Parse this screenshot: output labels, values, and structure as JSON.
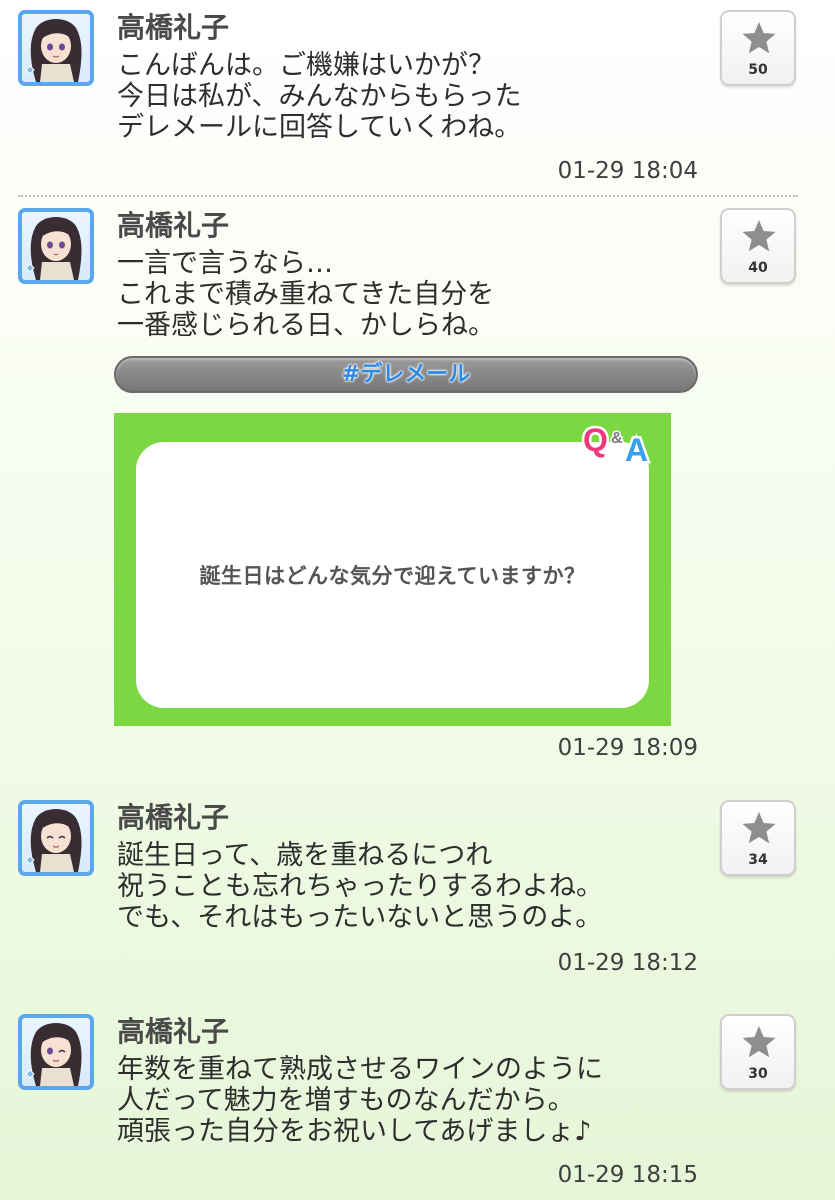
{
  "posts": [
    {
      "author": "高橋礼子",
      "lines": [
        "こんばんは。ご機嫌はいかが？",
        "今日は私が、みんなからもらった",
        "デレメールに回答していくわね。"
      ],
      "timestamp": "01-29 18:04",
      "likes": "50"
    },
    {
      "author": "高橋礼子",
      "lines": [
        "一言で言うなら…",
        "これまで積み重ねてきた自分を",
        "一番感じられる日、かしらね。"
      ],
      "hashtag": "#デレメール",
      "card": {
        "logo": "Q&A",
        "question": "誕生日はどんな気分で迎えていますか？"
      },
      "timestamp": "01-29 18:09",
      "likes": "40"
    },
    {
      "author": "高橋礼子",
      "lines": [
        "誕生日って、歳を重ねるにつれ",
        "祝うことも忘れちゃったりするわよね。",
        "でも、それはもったいないと思うのよ。"
      ],
      "timestamp": "01-29 18:12",
      "likes": "34"
    },
    {
      "author": "高橋礼子",
      "lines": [
        "年数を重ねて熟成させるワインのように",
        "人だって魅力を増すものなんだから。",
        "頑張った自分をお祝いしてあげましょ♪"
      ],
      "timestamp": "01-29 18:15",
      "likes": "30"
    }
  ],
  "icons": {
    "avatar": "character-avatar-icon",
    "like": "star-icon"
  },
  "colors": {
    "avatar_border": "#5aa7ee",
    "hashtag_text": "#2d89e6",
    "qa_card_bg": "#7bd843",
    "qa_q": "#f0397d",
    "qa_a": "#3aa0ec"
  }
}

^^^^^^^^

WRITTEN PROBLEM – Which lines hold the word "timestamp"? Copy every one of them.

RESULT OF THIS TASK –
      "timestamp": "01-29 18:04",
      "timestamp": "01-29 18:09",
      "timestamp": "01-29 18:12",
      "timestamp": "01-29 18:15",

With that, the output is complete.